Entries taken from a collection
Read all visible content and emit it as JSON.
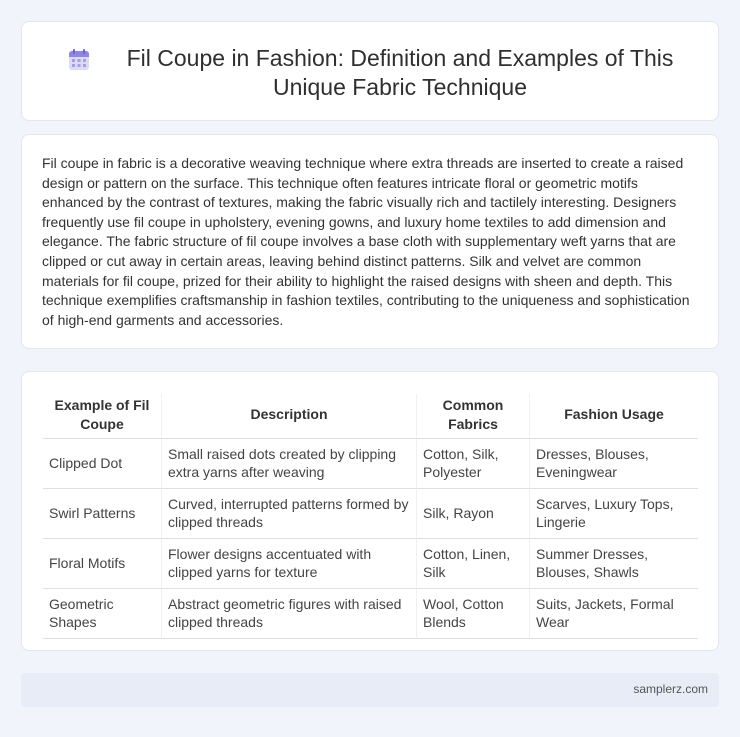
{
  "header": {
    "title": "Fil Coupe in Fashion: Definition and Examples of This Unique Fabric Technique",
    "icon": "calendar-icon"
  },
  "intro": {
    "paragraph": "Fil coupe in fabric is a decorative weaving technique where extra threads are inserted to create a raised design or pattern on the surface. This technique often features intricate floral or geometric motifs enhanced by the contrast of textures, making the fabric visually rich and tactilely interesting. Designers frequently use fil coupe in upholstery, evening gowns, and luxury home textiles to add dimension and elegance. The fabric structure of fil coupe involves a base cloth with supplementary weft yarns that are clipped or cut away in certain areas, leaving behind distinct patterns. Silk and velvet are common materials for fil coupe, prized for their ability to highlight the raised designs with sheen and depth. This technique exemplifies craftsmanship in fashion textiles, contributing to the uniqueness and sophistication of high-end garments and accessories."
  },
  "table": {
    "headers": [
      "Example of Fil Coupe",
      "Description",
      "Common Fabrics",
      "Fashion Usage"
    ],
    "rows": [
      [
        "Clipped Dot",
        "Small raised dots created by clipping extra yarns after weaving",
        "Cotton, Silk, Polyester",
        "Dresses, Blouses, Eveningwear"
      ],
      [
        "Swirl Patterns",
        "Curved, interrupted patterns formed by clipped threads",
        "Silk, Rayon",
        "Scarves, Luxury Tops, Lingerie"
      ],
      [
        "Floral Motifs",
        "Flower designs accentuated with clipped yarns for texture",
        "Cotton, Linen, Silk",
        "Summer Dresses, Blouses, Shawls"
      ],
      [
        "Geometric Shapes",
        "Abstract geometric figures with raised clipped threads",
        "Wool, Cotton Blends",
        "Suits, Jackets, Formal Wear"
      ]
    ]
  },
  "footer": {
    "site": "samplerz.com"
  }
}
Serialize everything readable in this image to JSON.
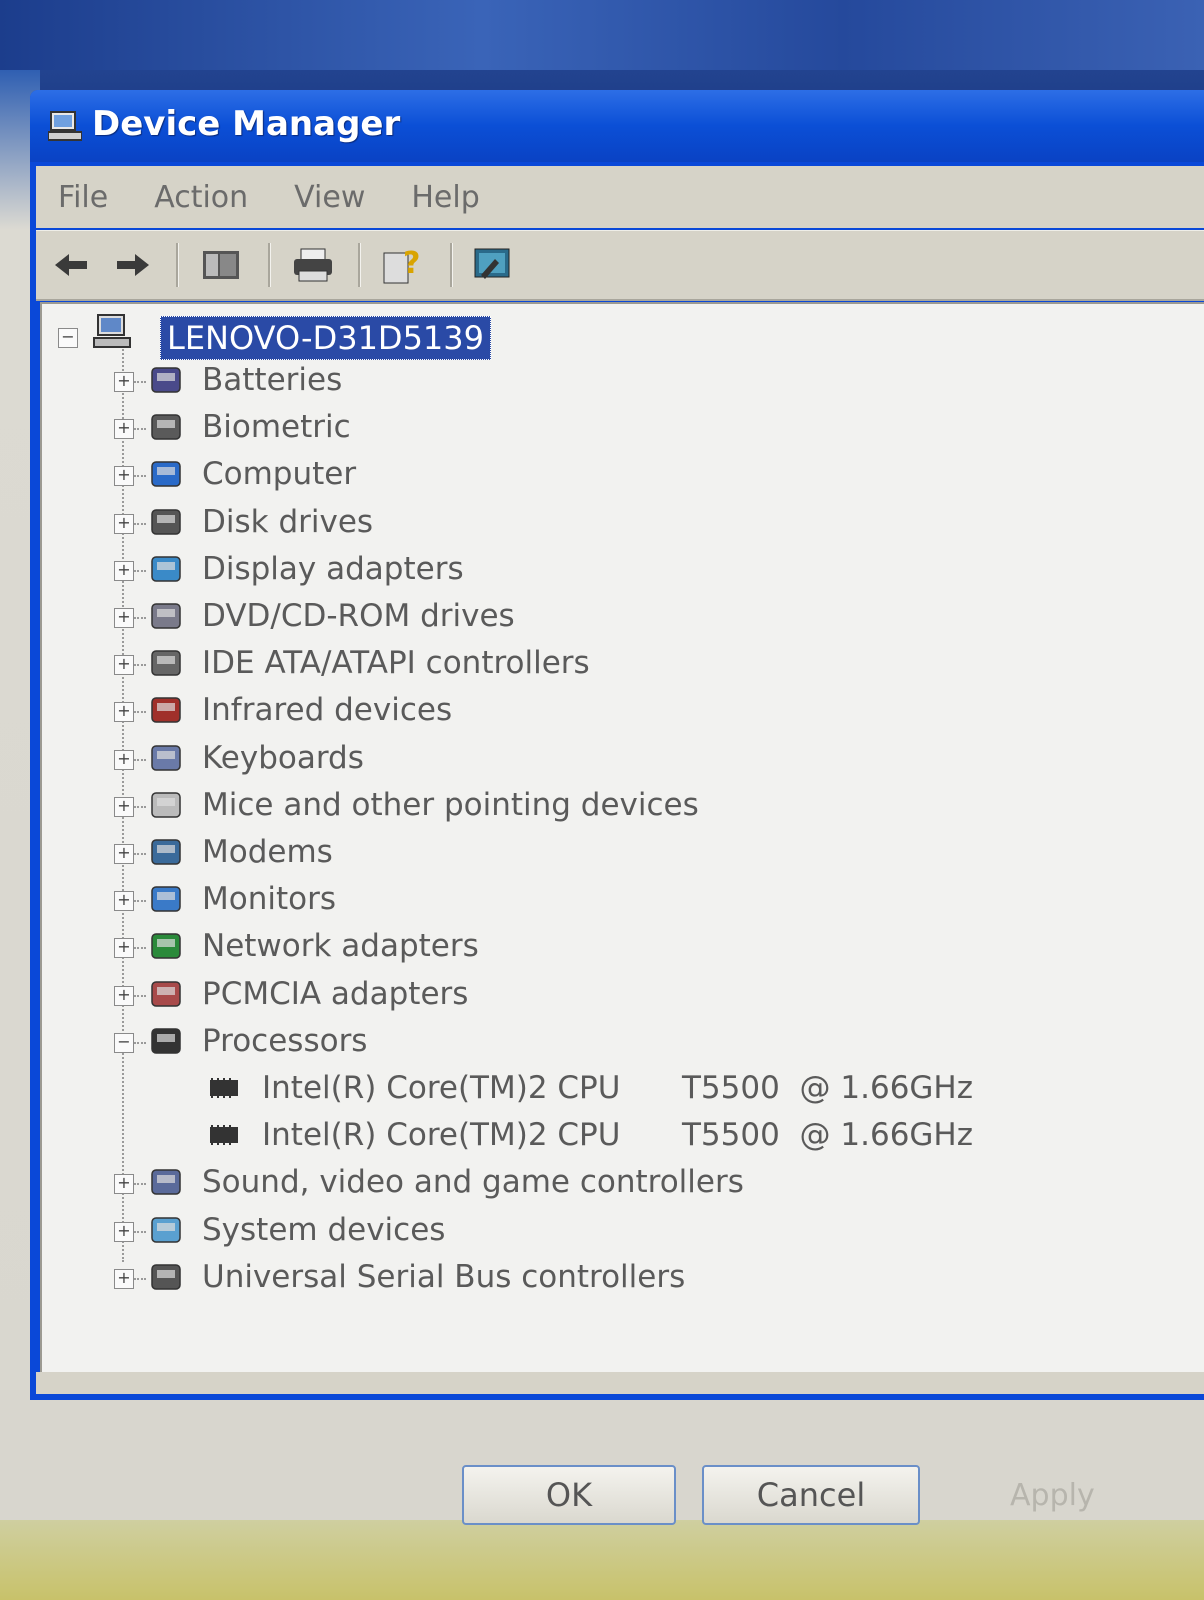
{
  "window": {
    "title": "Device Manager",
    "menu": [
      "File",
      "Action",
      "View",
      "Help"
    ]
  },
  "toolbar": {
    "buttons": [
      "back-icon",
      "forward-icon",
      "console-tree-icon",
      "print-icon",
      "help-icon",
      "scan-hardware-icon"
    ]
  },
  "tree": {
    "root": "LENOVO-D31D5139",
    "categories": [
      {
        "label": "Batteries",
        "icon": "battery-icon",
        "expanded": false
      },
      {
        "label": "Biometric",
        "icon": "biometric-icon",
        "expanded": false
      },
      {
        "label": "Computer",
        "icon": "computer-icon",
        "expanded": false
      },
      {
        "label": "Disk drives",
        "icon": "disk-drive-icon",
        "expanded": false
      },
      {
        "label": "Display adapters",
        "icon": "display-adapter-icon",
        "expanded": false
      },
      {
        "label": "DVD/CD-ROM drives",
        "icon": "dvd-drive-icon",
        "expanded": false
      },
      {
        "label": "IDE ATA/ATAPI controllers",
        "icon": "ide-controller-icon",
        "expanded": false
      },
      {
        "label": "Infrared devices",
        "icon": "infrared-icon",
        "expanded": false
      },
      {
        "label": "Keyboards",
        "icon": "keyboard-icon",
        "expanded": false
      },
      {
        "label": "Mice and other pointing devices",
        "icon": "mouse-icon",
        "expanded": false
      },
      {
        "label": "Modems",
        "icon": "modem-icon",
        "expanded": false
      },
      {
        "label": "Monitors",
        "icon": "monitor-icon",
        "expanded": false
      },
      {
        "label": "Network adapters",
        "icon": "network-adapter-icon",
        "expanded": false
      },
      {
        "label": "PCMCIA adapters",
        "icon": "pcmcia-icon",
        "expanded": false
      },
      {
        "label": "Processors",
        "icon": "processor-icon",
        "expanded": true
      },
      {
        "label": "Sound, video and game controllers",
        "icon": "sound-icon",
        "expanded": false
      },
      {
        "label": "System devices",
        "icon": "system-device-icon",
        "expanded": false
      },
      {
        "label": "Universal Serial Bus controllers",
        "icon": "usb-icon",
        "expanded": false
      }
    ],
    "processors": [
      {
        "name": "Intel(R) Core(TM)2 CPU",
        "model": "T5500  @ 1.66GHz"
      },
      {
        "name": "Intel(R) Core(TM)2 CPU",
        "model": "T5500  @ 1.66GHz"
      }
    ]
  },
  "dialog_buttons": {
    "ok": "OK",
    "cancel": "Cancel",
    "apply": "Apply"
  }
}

---

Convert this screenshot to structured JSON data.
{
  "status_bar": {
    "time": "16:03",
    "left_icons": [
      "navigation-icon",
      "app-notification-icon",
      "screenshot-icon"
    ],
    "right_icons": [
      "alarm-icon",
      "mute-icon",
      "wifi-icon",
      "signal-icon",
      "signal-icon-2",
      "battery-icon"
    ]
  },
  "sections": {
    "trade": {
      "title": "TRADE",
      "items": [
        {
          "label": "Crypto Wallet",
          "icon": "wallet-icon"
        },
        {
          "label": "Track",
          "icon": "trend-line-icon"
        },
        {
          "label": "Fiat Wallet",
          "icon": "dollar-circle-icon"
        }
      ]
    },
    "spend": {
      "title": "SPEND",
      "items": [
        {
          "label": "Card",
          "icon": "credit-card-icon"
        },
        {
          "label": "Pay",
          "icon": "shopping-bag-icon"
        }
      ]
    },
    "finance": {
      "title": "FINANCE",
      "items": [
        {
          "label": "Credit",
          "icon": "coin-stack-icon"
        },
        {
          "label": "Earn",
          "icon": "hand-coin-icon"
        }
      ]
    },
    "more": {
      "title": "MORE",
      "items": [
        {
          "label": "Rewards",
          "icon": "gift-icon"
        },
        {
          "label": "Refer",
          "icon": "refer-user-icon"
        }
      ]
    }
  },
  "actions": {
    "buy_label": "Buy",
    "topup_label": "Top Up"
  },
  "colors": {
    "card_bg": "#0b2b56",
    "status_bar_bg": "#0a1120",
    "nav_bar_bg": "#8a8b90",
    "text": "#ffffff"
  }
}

## Exercise instructions
Which lines above contain "coin"? Show each of them.

## Reply to the exercise
          "icon": "coin-stack-icon"
          "icon": "hand-coin-icon"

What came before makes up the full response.